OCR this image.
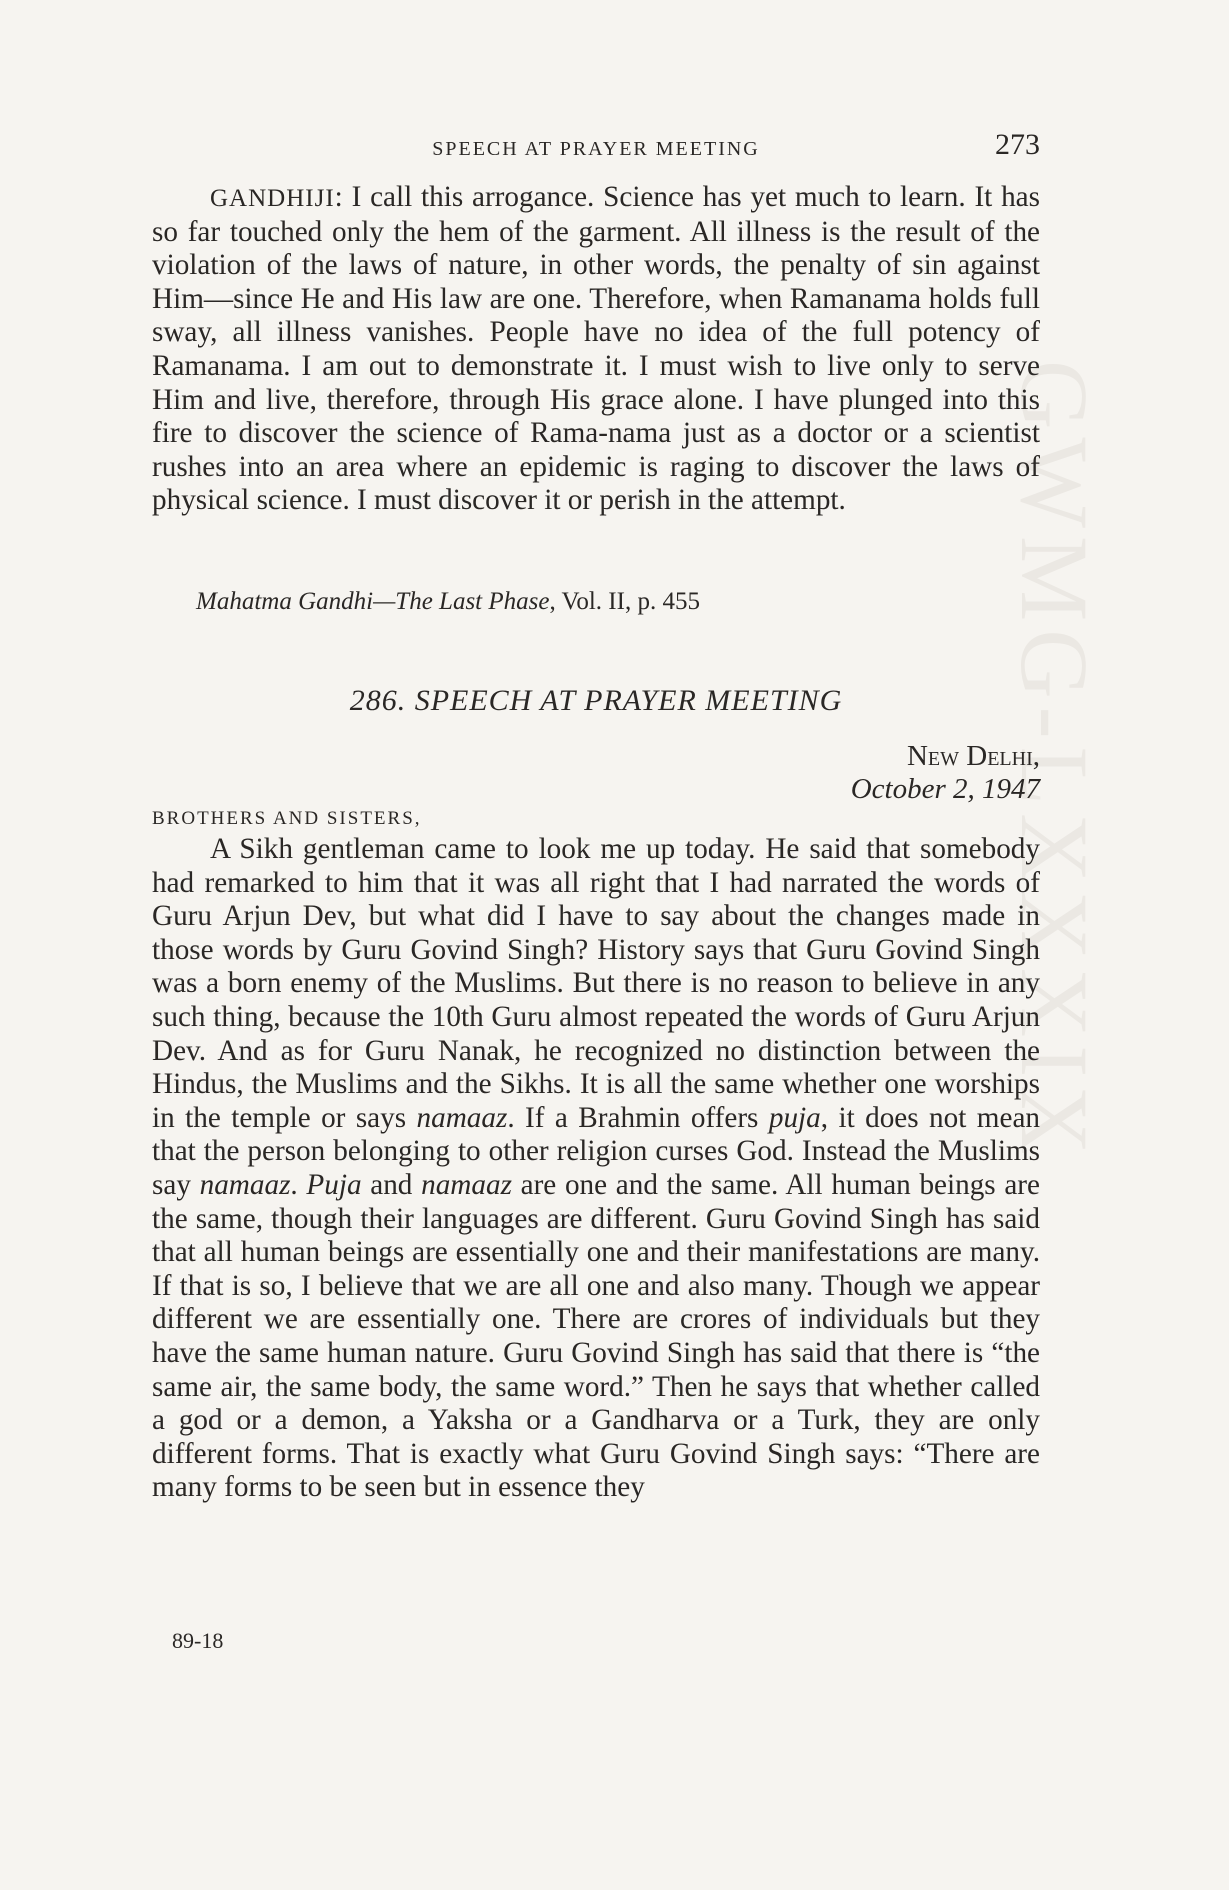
GWMG-LXXXIX
SPEECH AT PRAYER MEETING	273

GANDHIJI: I call this arrogance. Science has yet much to learn. It has so far touched only the hem of the garment. All illness is the result of the violation of the laws of nature, in other words, the penalty of sin against Him—since He and His law are one. Therefore, when Ramanama holds full sway, all illness vanishes. People have no idea of the full potency of Ramanama. I am out to demonstrate it. I must wish to live only to serve Him and live, therefore, through His grace alone. I have plunged into this fire to discover the science of Rama-nama just as a doctor or a scientist rushes into an area where an epidemic is raging to discover the laws of physical science. I must discover it or perish in the attempt.

Mahatma Gandhi—The Last Phase, Vol. II, p. 455
286. SPEECH AT PRAYER MEETING
New Delhi,
October 2, 1947
BROTHERS AND SISTERS,

A Sikh gentleman came to look me up today. He said that somebody had remarked to him that it was all right that I had narrated the words of Guru Arjun Dev, but what did I have to say about the changes made in those words by Guru Govind Singh? History says that Guru Govind Singh was a born enemy of the Muslims. But there is no reason to believe in any such thing, because the 10th Guru almost repeated the words of Guru Arjun Dev. And as for Guru Nanak, he recognized no distinction between the Hindus, the Muslims and the Sikhs. It is all the same whether one worships in the temple or says namaaz. If a Brahmin offers puja, it does not mean that the person belonging to other religion curses God. Instead the Muslims say namaaz. Puja and namaaz are one and the same. All human beings are the same, though their languages are different. Guru Govind Singh has said that all human beings are essentially one and their manifestations are many. If that is so, I believe that we are all one and also many. Though we appear different we are essentially one. There are crores of individuals but they have the same human nature. Guru Govind Singh has said that there is “the same air, the same body, the same word.” Then he says that whether called a god or a demon, a Yaksha or a Gandharva or a Turk, they are only different forms. That is exactly what Guru Govind Singh says: “There are many forms to be seen but in essence they

89-18
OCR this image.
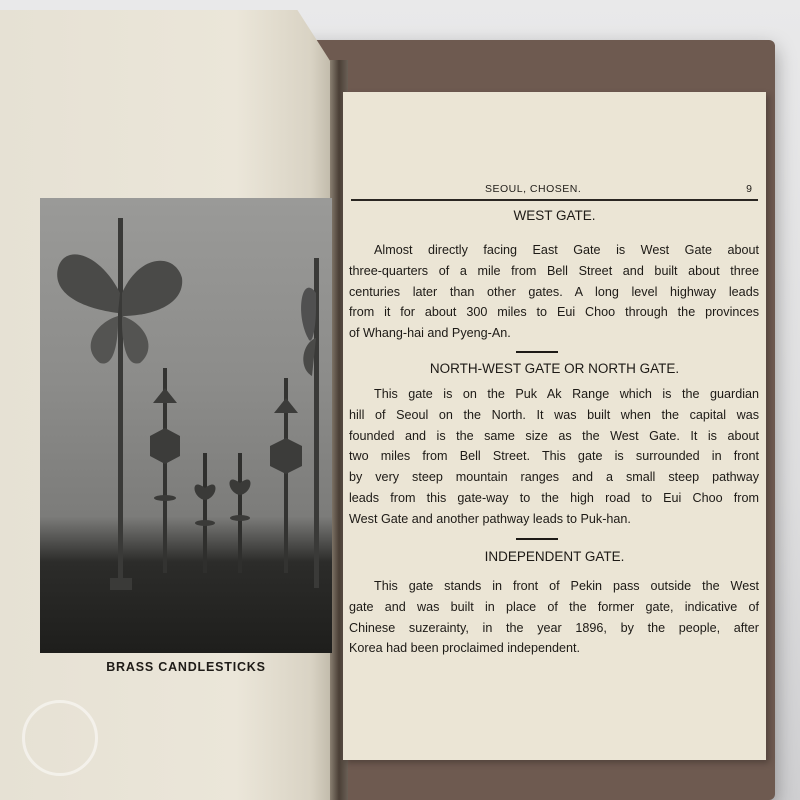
BRASS CANDLESTICKS
SEOUL, CHOSEN.	9
WEST GATE.
Almost directly facing East Gate is West Gate about
three-quarters of a mile from Bell Street and built about three
centuries later than other gates. A long level highway leads
from it for about 300 miles to Eui Choo through the provinces
of Whang-hai and Pyeng-An.
NORTH-WEST GATE OR NORTH GATE.
This gate is on the Puk Ak Range which is the guardian
hill of Seoul on the North. It was built when the capital was
founded and is the same size as the West Gate. It is about
two miles from Bell Street. This gate is surrounded in front
by very steep mountain ranges and a small steep pathway
leads from this gate-way to the high road to Eui Choo from
West Gate and another pathway leads to Puk-han.
INDEPENDENT GATE.
This gate stands in front of Pekin pass outside the West
gate and was built in place of the former gate, indicative of
Chinese suzerainty, in the year 1896, by the people, after
Korea had been proclaimed independent.
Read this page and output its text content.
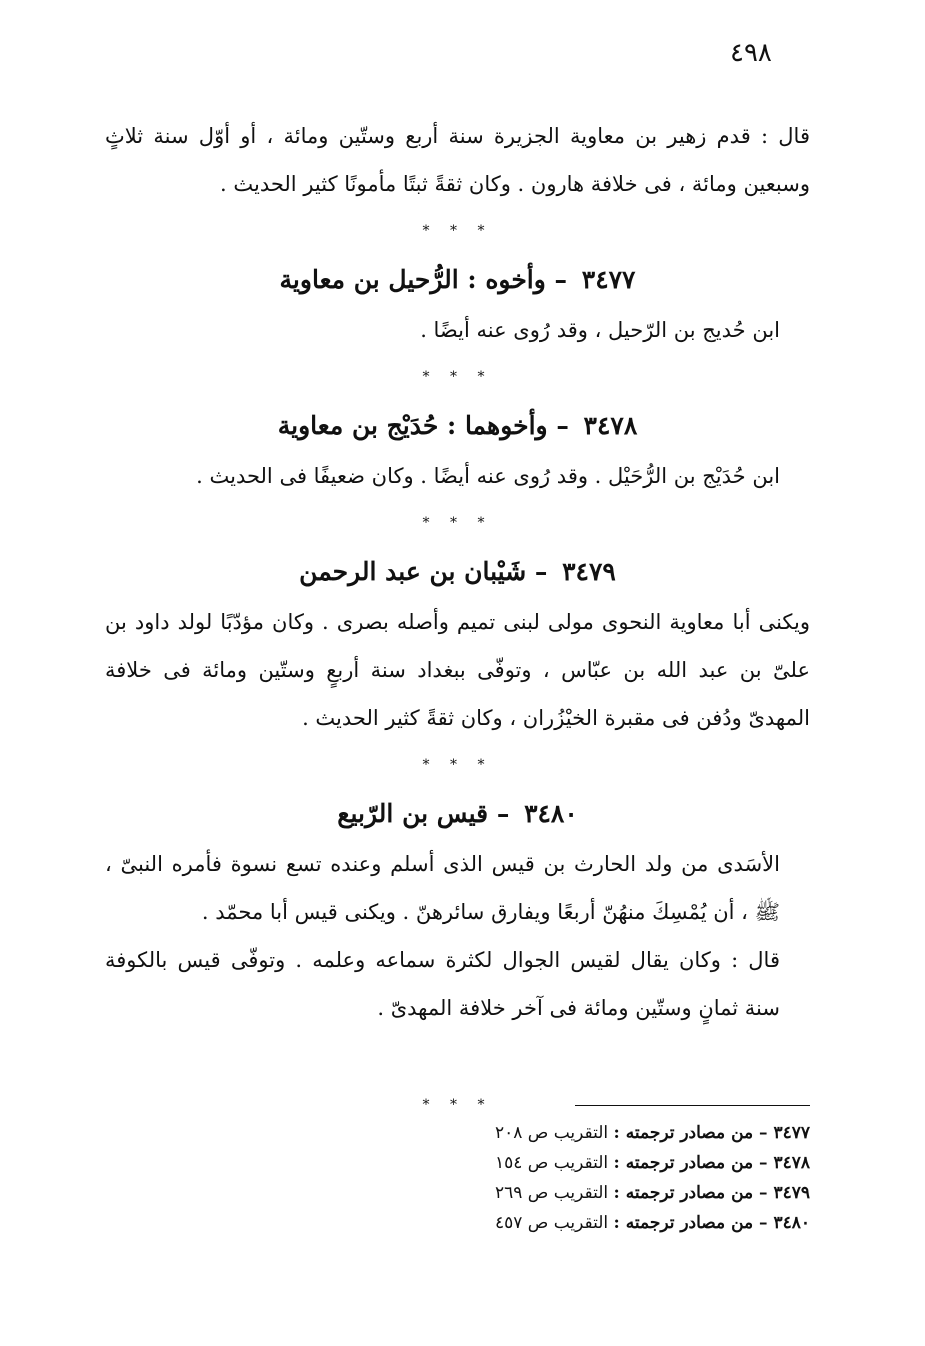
٤٩٨

قال : قدم زهير بن معاوية الجزيرة سنة أربع وستّين ومائة ، أو أوّل سنة ثلاثٍ وسبعين ومائة ، فى خلافة هارون . وكان ثقةً ثبتًا مأمونًا كثير الحديث .

* * *

٣٤٧٧ – وأخوه : الرُّحيل بن معاوية

ابن حُديج بن الرّحيل ، وقد رُوى عنه أيضًا .

* * *

٣٤٧٨ – وأخوهما : حُدَيْج بن معاوية

ابن حُدَيْج بن الرُّحَيْل . وقد رُوى عنه أيضًا . وكان ضعيفًا فى الحديث .

* * *

٣٤٧٩ – شَيْبان بن عبد الرحمن

ويكنى أبا معاوية النحوى مولى لبنى تميم وأصله بصرى . وكان مؤدّبًا لولد داود بن علىّ بن عبد الله بن عبّاس ، وتوفّى ببغداد سنة أربعٍ وستّين ومائة فى خلافة المهدىّ ودُفن فى مقبرة الخيْزُران ، وكان ثقةً كثير الحديث .

* * *

٣٤٨٠ – قيس بن الرّبيع

الأسَدى من ولد الحارث بن قيس الذى أسلم وعنده تسع نسوة فأمره النبىّ ، ﷺ ، أن يُمْسِكَ منهُنّ أربعًا ويفارق سائرهنّ . ويكنى قيس أبا محمّد .

قال : وكان يقال لقيس الجوال لكثرة سماعه وعلمه . وتوفّى قيس بالكوفة سنة ثمانٍ وستّين ومائة فى آخر خلافة المهدىّ .

* * *

٣٤٧٧ – من مصادر ترجمته : التقريب ص ٢٠٨

٣٤٧٨ – من مصادر ترجمته : التقريب ص ١٥٤

٣٤٧٩ – من مصادر ترجمته : التقريب ص ٢٦٩

٣٤٨٠ – من مصادر ترجمته : التقريب ص ٤٥٧
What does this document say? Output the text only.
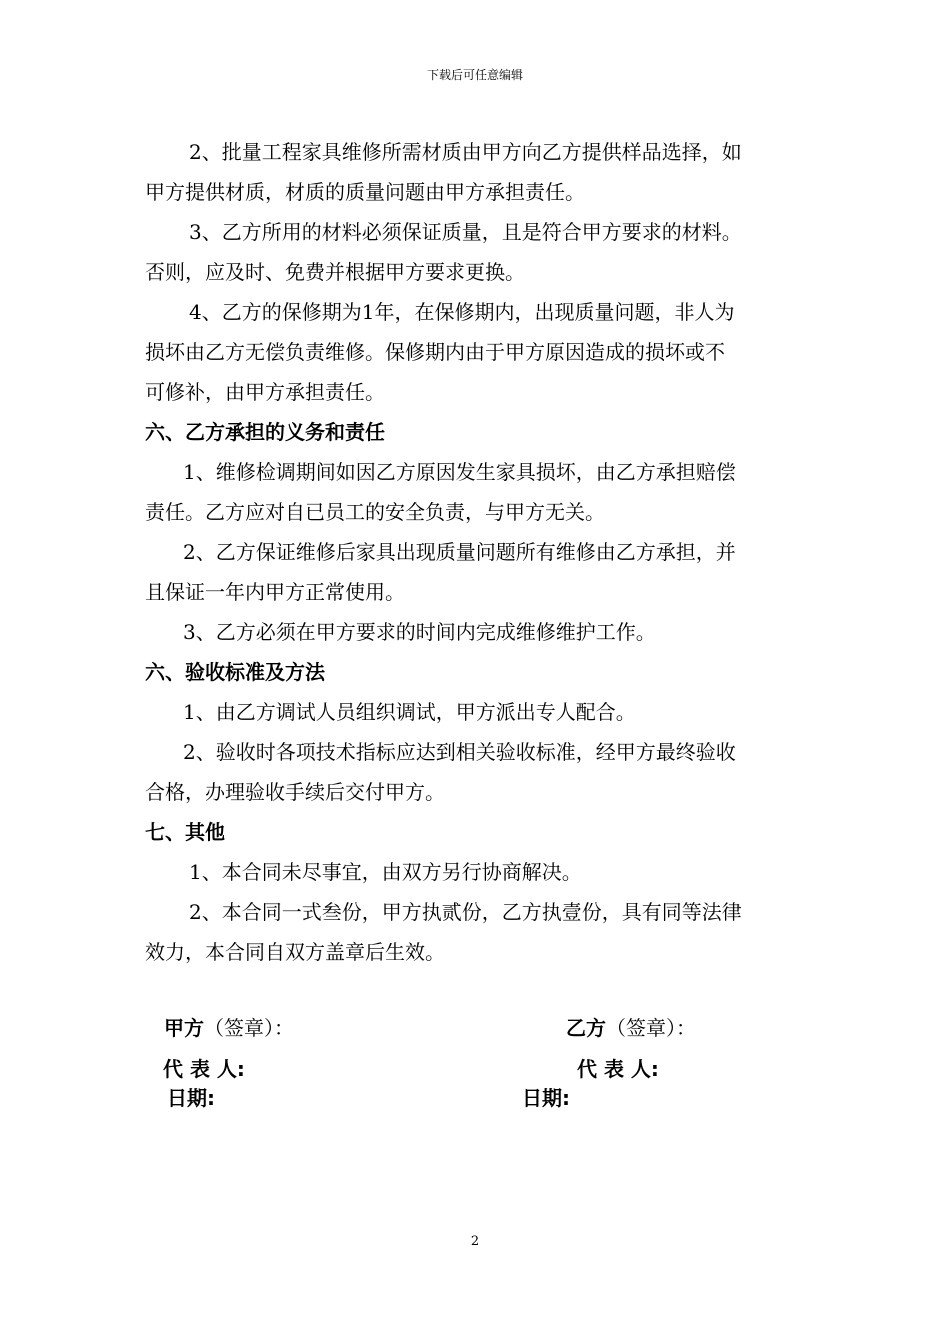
下载后可任意编辑

2、批量工程家具维修所需材质由甲方向乙方提供样品选择，如

甲方提供材质，材质的质量问题由甲方承担责任。

3、乙方所用的材料必须保证质量，且是符合甲方要求的材料。

否则，应及时、免费并根据甲方要求更换。

4、乙方的保修期为1年，在保修期内，出现质量问题，非人为

损坏由乙方无偿负责维修。保修期内由于甲方原因造成的损坏或不

可修补，由甲方承担责任。

六、乙方承担的义务和责任

1、维修检调期间如因乙方原因发生家具损坏，由乙方承担赔偿

责任。乙方应对自已员工的安全负责，与甲方无关。

2、乙方保证维修后家具出现质量问题所有维修由乙方承担，并

且保证一年内甲方正常使用。

3、乙方必须在甲方要求的时间内完成维修维护工作。

六、验收标准及方法

1、由乙方调试人员组织调试，甲方派出专人配合。

2、验收时各项技术指标应达到相关验收标准，经甲方最终验收

合格，办理验收手续后交付甲方。

七、其他

1、本合同未尽事宜，由双方另行协商解决。

2、本合同一式叁份，甲方执贰份，乙方执壹份，具有同等法律

效力，本合同自双方盖章后生效。

甲方（签章）：	乙方（签章）：
代 表 人:	代 表 人:
日期:	日期:
2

### Short task
Leave out the pictures and copy the rest of the material above exactly.

### Task output
OCR this image.
GWMG-LXXXIX
SPEECH AT PRAYER MEETING	273

GANDHIJI: I call this arrogance. Science has yet much to learn. It has so far touched only the hem of the garment. All illness is the result of the violation of the laws of nature, in other words, the penalty of sin against Him—since He and His law are one. Therefore, when Ramanama holds full sway, all illness vanishes. People have no idea of the full potency of Ramanama. I am out to demonstrate it. I must wish to live only to serve Him and live, therefore, through His grace alone. I have plunged into this fire to discover the science of Rama-nama just as a doctor or a scientist rushes into an area where an epidemic is raging to discover the laws of physical science. I must discover it or perish in the attempt.

Mahatma Gandhi—The Last Phase, Vol. II, p. 455
286. SPEECH AT PRAYER MEETING
New Delhi,
October 2, 1947
BROTHERS AND SISTERS,

A Sikh gentleman came to look me up today. He said that somebody had remarked to him that it was all right that I had narrated the words of Guru Arjun Dev, but what did I have to say about the changes made in those words by Guru Govind Singh? History says that Guru Govind Singh was a born enemy of the Muslims. But there is no reason to believe in any such thing, because the 10th Guru almost repeated the words of Guru Arjun Dev. And as for Guru Nanak, he recognized no distinction between the Hindus, the Muslims and the Sikhs. It is all the same whether one worships in the temple or says namaaz. If a Brahmin offers puja, it does not mean that the person belonging to other religion curses God. Instead the Muslims say namaaz. Puja and namaaz are one and the same. All human beings are the same, though their languages are different. Guru Govind Singh has said that all human beings are essentially one and their manifestations are many. If that is so, I believe that we are all one and also many. Though we appear different we are essentially one. There are crores of individuals but they have the same human nature. Guru Govind Singh has said that there is “the same air, the same body, the same word.” Then he says that whether called a god or a demon, a Yaksha or a Gandharva or a Turk, they are only different forms. That is exactly what Guru Govind Singh says: “There are many forms to be seen but in essence they

89-18
OCR this image.
BRASS CANDLESTICKS
SEOUL, CHOSEN.	9
WEST GATE.
Almost directly facing East Gate is West Gate about
three-quarters of a mile from Bell Street and built about three
centuries later than other gates. A long level highway leads
from it for about 300 miles to Eui Choo through the provinces
of Whang-hai and Pyeng-An.
NORTH-WEST GATE OR NORTH GATE.
This gate is on the Puk Ak Range which is the guardian
hill of Seoul on the North. It was built when the capital was
founded and is the same size as the West Gate. It is about
two miles from Bell Street. This gate is surrounded in front
by very steep mountain ranges and a small steep pathway
leads from this gate-way to the high road to Eui Choo from
West Gate and another pathway leads to Puk-han.
INDEPENDENT GATE.
This gate stands in front of Pekin pass outside the West
gate and was built in place of the former gate, indicative of
Chinese suzerainty, in the year 1896, by the people, after
Korea had been proclaimed independent.
Read this page and output its text content.
٤٩٨

قال : قدم زهير بن معاوية الجزيرة سنة أربع وستّين ومائة ، أو أوّل سنة ثلاثٍ وسبعين ومائة ، فى خلافة هارون . وكان ثقةً ثبتًا مأمونًا كثير الحديث .

* * *

٣٤٧٧ – وأخوه : الرُّحيل بن معاوية

ابن حُديج بن الرّحيل ، وقد رُوى عنه أيضًا .

* * *

٣٤٧٨ – وأخوهما : حُدَيْج بن معاوية

ابن حُدَيْج بن الرُّحَيْل . وقد رُوى عنه أيضًا . وكان ضعيفًا فى الحديث .

* * *

٣٤٧٩ – شَيْبان بن عبد الرحمن

ويكنى أبا معاوية النحوى مولى لبنى تميم وأصله بصرى . وكان مؤدّبًا لولد داود بن علىّ بن عبد الله بن عبّاس ، وتوفّى ببغداد سنة أربعٍ وستّين ومائة فى خلافة المهدىّ ودُفن فى مقبرة الخيْزُران ، وكان ثقةً كثير الحديث .

* * *

٣٤٨٠ – قيس بن الرّبيع

الأسَدى من ولد الحارث بن قيس الذى أسلم وعنده تسع نسوة فأمره النبىّ ، ﷺ ، أن يُمْسِكَ منهُنّ أربعًا ويفارق سائرهنّ . ويكنى قيس أبا محمّد .

قال : وكان يقال لقيس الجوال لكثرة سماعه وعلمه . وتوفّى قيس بالكوفة سنة ثمانٍ وستّين ومائة فى آخر خلافة المهدىّ .

* * *

٣٤٧٧ – من مصادر ترجمته : التقريب ص ٢٠٨

٣٤٧٨ – من مصادر ترجمته : التقريب ص ١٥٤

٣٤٧٩ – من مصادر ترجمته : التقريب ص ٢٦٩

٣٤٨٠ – من مصادر ترجمته : التقريب ص ٤٥٧
What does this document say? Output the text only.
下载后可任意编辑

2、批量工程家具维修所需材质由甲方向乙方提供样品选择，如

甲方提供材质，材质的质量问题由甲方承担责任。

3、乙方所用的材料必须保证质量，且是符合甲方要求的材料。

否则，应及时、免费并根据甲方要求更换。

4、乙方的保修期为1年，在保修期内，出现质量问题，非人为

损坏由乙方无偿负责维修。保修期内由于甲方原因造成的损坏或不

可修补，由甲方承担责任。

六、乙方承担的义务和责任

1、维修检调期间如因乙方原因发生家具损坏，由乙方承担赔偿

责任。乙方应对自已员工的安全负责，与甲方无关。

2、乙方保证维修后家具出现质量问题所有维修由乙方承担，并

且保证一年内甲方正常使用。

3、乙方必须在甲方要求的时间内完成维修维护工作。

六、验收标准及方法

1、由乙方调试人员组织调试，甲方派出专人配合。

2、验收时各项技术指标应达到相关验收标准，经甲方最终验收

合格，办理验收手续后交付甲方。

七、其他

1、本合同未尽事宜，由双方另行协商解决。

2、本合同一式叁份，甲方执贰份，乙方执壹份，具有同等法律

效力，本合同自双方盖章后生效。

甲方（签章）：	乙方（签章）：
代 表 人:	代 表 人:
日期:	日期:
2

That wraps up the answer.